## BEGIN
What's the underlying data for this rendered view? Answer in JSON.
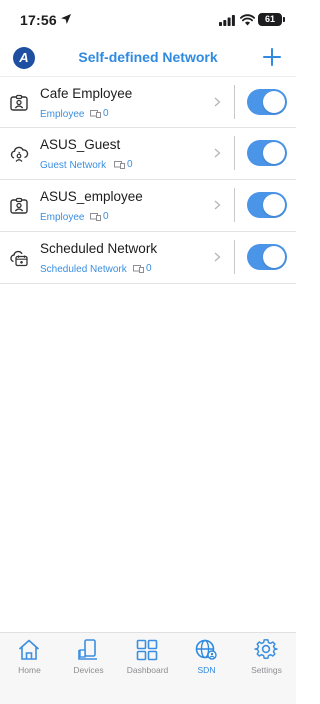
{
  "status_bar": {
    "time": "17:56",
    "battery": "61"
  },
  "header": {
    "logo_letter": "A",
    "title": "Self-defined Network"
  },
  "networks": [
    {
      "name": "Cafe Employee",
      "type": "Employee",
      "devices": "0",
      "icon": "employee-badge-icon",
      "enabled": true
    },
    {
      "name": "ASUS_Guest",
      "type": "Guest Network",
      "devices": "0",
      "icon": "guest-cloud-icon",
      "enabled": true
    },
    {
      "name": "ASUS_employee",
      "type": "Employee",
      "devices": "0",
      "icon": "employee-badge-icon",
      "enabled": true
    },
    {
      "name": "Scheduled Network",
      "type": "Scheduled Network",
      "devices": "0",
      "icon": "scheduled-network-icon",
      "enabled": true
    }
  ],
  "bottom_nav": [
    {
      "label": "Home",
      "icon": "home-icon",
      "active": false
    },
    {
      "label": "Devices",
      "icon": "devices-icon",
      "active": false
    },
    {
      "label": "Dashboard",
      "icon": "dashboard-icon",
      "active": false
    },
    {
      "label": "SDN",
      "icon": "sdn-globe-icon",
      "active": true
    },
    {
      "label": "Settings",
      "icon": "gear-icon",
      "active": false
    }
  ],
  "colors": {
    "accent": "#2f8ae0",
    "toggle_on": "#4a95e8",
    "inactive_nav": "#8e8e93"
  }
}
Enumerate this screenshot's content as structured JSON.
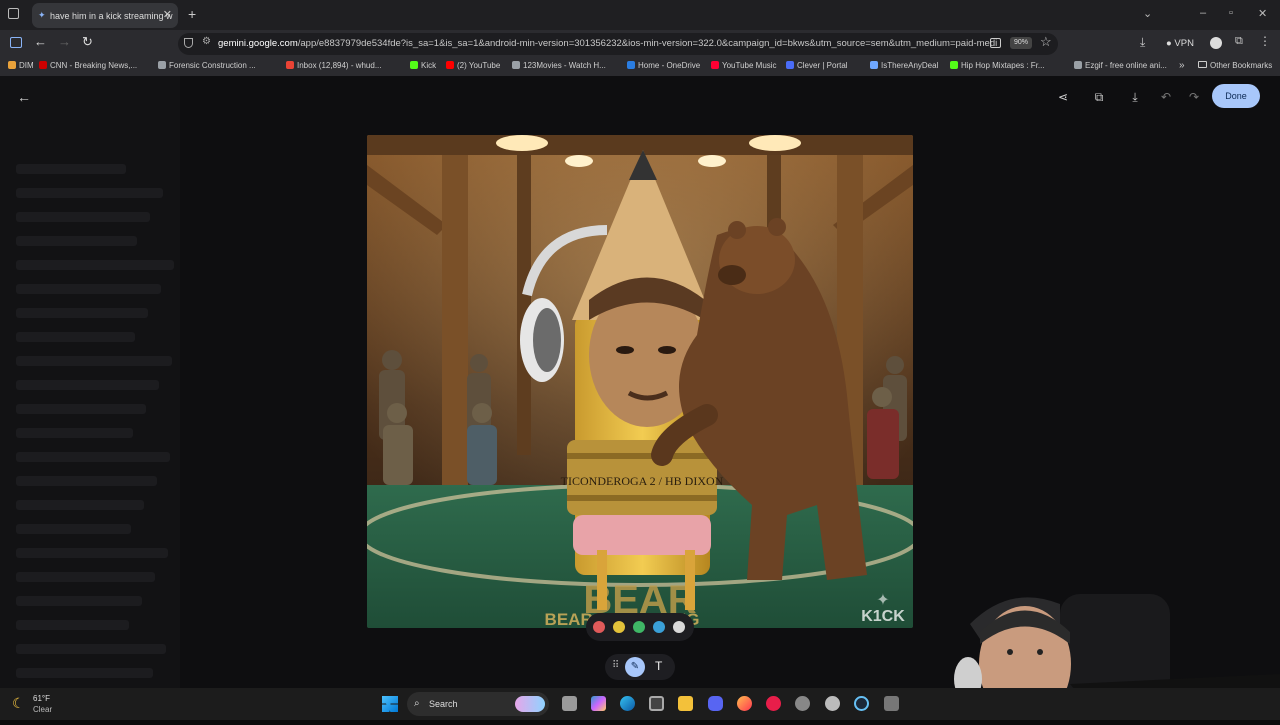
{
  "browser": {
    "tab_title": "have him in a kick streaming w",
    "url_domain": "gemini.google.com",
    "url_rest": "/app/e8837979de534fde?is_sa=1&is_sa=1&android-min-version=301356232&ios-min-version=322.0&campaign_id=bkws&utm_source=sem&utm_medium=paid-medi",
    "zoom": "90%",
    "vpn_label": "VPN"
  },
  "bookmarks": [
    {
      "label": "DIM",
      "color": "#e9a23b"
    },
    {
      "label": "CNN - Breaking News,...",
      "color": "#cc0000"
    },
    {
      "label": "Forensic Construction ...",
      "color": "#9aa0a6"
    },
    {
      "label": "Inbox (12,894) - whud...",
      "color": "#ea4335"
    },
    {
      "label": "Kick",
      "color": "#53fc18"
    },
    {
      "label": "(2) YouTube",
      "color": "#ff0000"
    },
    {
      "label": "123Movies - Watch H...",
      "color": "#9aa0a6"
    },
    {
      "label": "Home - OneDrive",
      "color": "#2a7de1"
    },
    {
      "label": "YouTube Music",
      "color": "#ff0033"
    },
    {
      "label": "Clever | Portal",
      "color": "#4a6cf7"
    },
    {
      "label": "IsThereAnyDeal",
      "color": "#6fa7ff"
    },
    {
      "label": "Hip Hop Mixtapes : Fr...",
      "color": "#53fc18"
    },
    {
      "label": "Ezgif - free online ani...",
      "color": "#9aa0a6"
    }
  ],
  "other_bookmarks": "Other Bookmarks",
  "editor": {
    "done_label": "Done",
    "text_tool": "T"
  },
  "artwork": {
    "pencil_text": "TICONDEROGA 2 / HB  DIXON",
    "mat_text_big": "BEAR",
    "mat_text_small": "BEAR WRESTLING",
    "watermark": "K1CK"
  },
  "palette_colors": [
    "#e05a5a",
    "#e3c23a",
    "#3fb766",
    "#3aa0d8",
    "#d9d9d9"
  ],
  "weather": {
    "temp": "61°F",
    "condition": "Clear"
  },
  "taskbar": {
    "search_placeholder": "Search"
  }
}
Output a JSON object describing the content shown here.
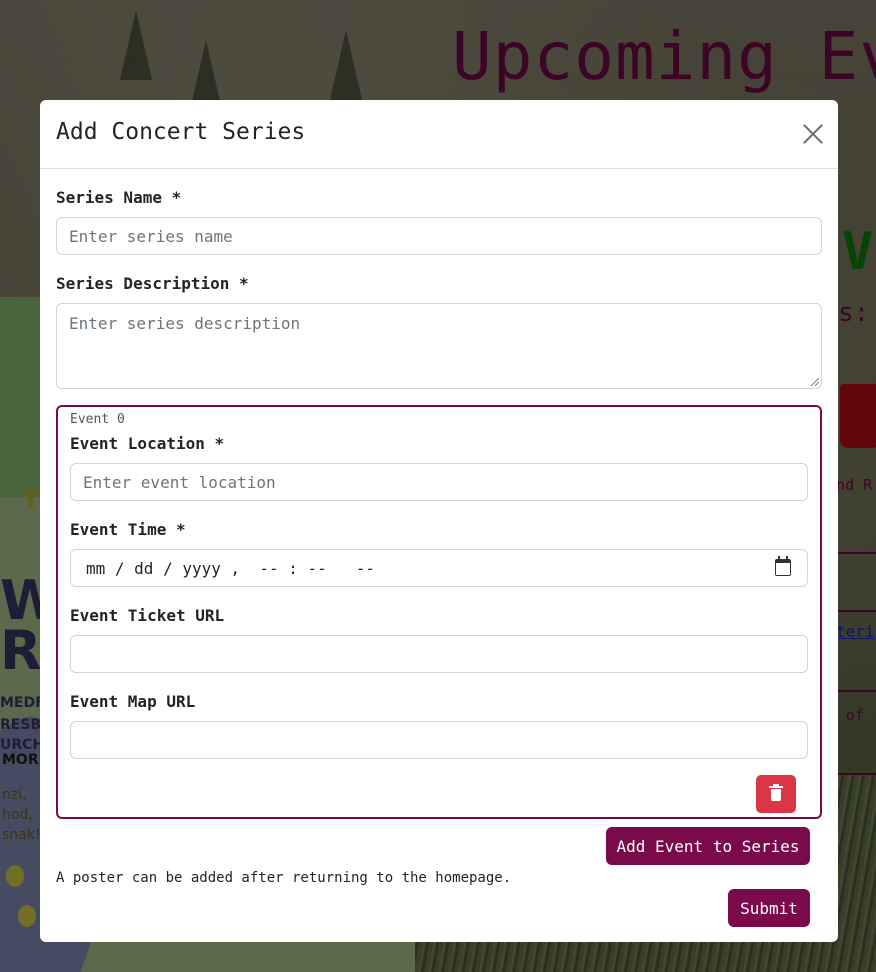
{
  "background": {
    "heading": "Upcoming Eve",
    "green_fragment": "V",
    "colon_fragment": "s:",
    "text_fragment_1": "nd R",
    "link_fragment": "teri",
    "text_fragment_2": "of",
    "poster_lines": [
      "T",
      "W",
      "R",
      "MEDFO",
      "RESBY",
      "URCH C",
      "MORE",
      "nzi,",
      "hod,",
      "snak!"
    ]
  },
  "modal": {
    "title": "Add Concert Series",
    "close_label": "×",
    "series_name": {
      "label": "Series Name *",
      "placeholder": "Enter series name",
      "value": ""
    },
    "series_description": {
      "label": "Series Description *",
      "placeholder": "Enter series description",
      "value": ""
    },
    "events": [
      {
        "legend": "Event 0",
        "location": {
          "label": "Event Location *",
          "placeholder": "Enter event location",
          "value": ""
        },
        "time": {
          "label": "Event Time *",
          "display": "mm / dd / yyyy ,  -- : --   --"
        },
        "ticket_url": {
          "label": "Event Ticket URL",
          "value": ""
        },
        "map_url": {
          "label": "Event Map URL",
          "value": ""
        }
      }
    ],
    "add_event_button": "Add Event to Series",
    "poster_note": "A poster can be added after returning to the homepage.",
    "submit_button": "Submit",
    "colors": {
      "accent": "#7a0a4a",
      "danger": "#dc3545"
    }
  }
}
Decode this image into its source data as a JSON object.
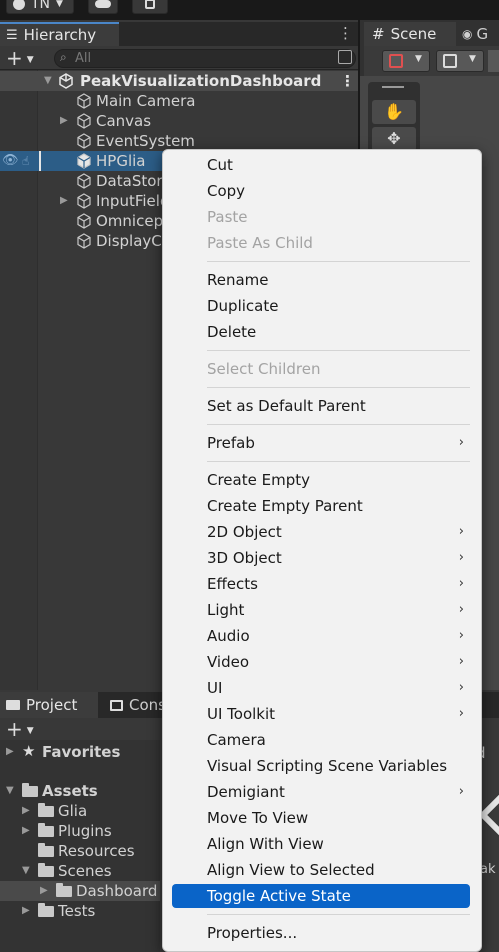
{
  "toolbar": {
    "account_label": "TN",
    "cloud_icon": "cloud-icon",
    "collab_icon": "collab-icon"
  },
  "hierarchy": {
    "tab_label": "Hierarchy",
    "search_placeholder": "All",
    "scene_name": "PeakVisualizationDashboard",
    "items": [
      {
        "label": "Main Camera",
        "expandable": false
      },
      {
        "label": "Canvas",
        "expandable": true
      },
      {
        "label": "EventSystem",
        "expandable": false
      },
      {
        "label": "HPGlia",
        "expandable": false
      },
      {
        "label": "DataStore",
        "expandable": false
      },
      {
        "label": "InputField",
        "expandable": true
      },
      {
        "label": "Omnicept",
        "expandable": false
      },
      {
        "label": "DisplayC",
        "expandable": false
      }
    ]
  },
  "scene": {
    "tab_label": "Scene",
    "game_tab_label": "G"
  },
  "project": {
    "tab_label": "Project",
    "console_tab_label": "Cons",
    "favorites_label": "Favorites",
    "assets_label": "Assets",
    "folders": [
      "Glia",
      "Plugins",
      "Resources",
      "Scenes",
      "Dashboard",
      "Tests"
    ],
    "right_partial_text_1": "d",
    "right_partial_text_2": "eak"
  },
  "context_menu": {
    "items": [
      {
        "label": "Cut",
        "disabled": false,
        "submenu": false
      },
      {
        "label": "Copy",
        "disabled": false,
        "submenu": false
      },
      {
        "label": "Paste",
        "disabled": true,
        "submenu": false
      },
      {
        "label": "Paste As Child",
        "disabled": true,
        "submenu": false
      },
      {
        "label": "Rename",
        "disabled": false,
        "submenu": false
      },
      {
        "label": "Duplicate",
        "disabled": false,
        "submenu": false
      },
      {
        "label": "Delete",
        "disabled": false,
        "submenu": false
      },
      {
        "label": "Select Children",
        "disabled": true,
        "submenu": false
      },
      {
        "label": "Set as Default Parent",
        "disabled": false,
        "submenu": false
      },
      {
        "label": "Prefab",
        "disabled": false,
        "submenu": true
      },
      {
        "label": "Create Empty",
        "disabled": false,
        "submenu": false
      },
      {
        "label": "Create Empty Parent",
        "disabled": false,
        "submenu": false
      },
      {
        "label": "2D Object",
        "disabled": false,
        "submenu": true
      },
      {
        "label": "3D Object",
        "disabled": false,
        "submenu": true
      },
      {
        "label": "Effects",
        "disabled": false,
        "submenu": true
      },
      {
        "label": "Light",
        "disabled": false,
        "submenu": true
      },
      {
        "label": "Audio",
        "disabled": false,
        "submenu": true
      },
      {
        "label": "Video",
        "disabled": false,
        "submenu": true
      },
      {
        "label": "UI",
        "disabled": false,
        "submenu": true
      },
      {
        "label": "UI Toolkit",
        "disabled": false,
        "submenu": true
      },
      {
        "label": "Camera",
        "disabled": false,
        "submenu": false
      },
      {
        "label": "Visual Scripting Scene Variables",
        "disabled": false,
        "submenu": false
      },
      {
        "label": "Demigiant",
        "disabled": false,
        "submenu": true
      },
      {
        "label": "Move To View",
        "disabled": false,
        "submenu": false
      },
      {
        "label": "Align With View",
        "disabled": false,
        "submenu": false
      },
      {
        "label": "Align View to Selected",
        "disabled": false,
        "submenu": false
      },
      {
        "label": "Toggle Active State",
        "disabled": false,
        "submenu": false,
        "highlighted": true
      },
      {
        "label": "Properties...",
        "disabled": false,
        "submenu": false
      }
    ]
  },
  "colors": {
    "selection": "#2c5d87",
    "menu_highlight": "#0a64c8",
    "tab_accent": "#4a86c8"
  }
}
## END
▸ **WHAT IS BEING ASKED**:
Scan the entries above for the word "Create" and collect each line holding it.

▸ **SOLUTION**:
        "label": "Create Empty",
        "label": "Create Empty Parent",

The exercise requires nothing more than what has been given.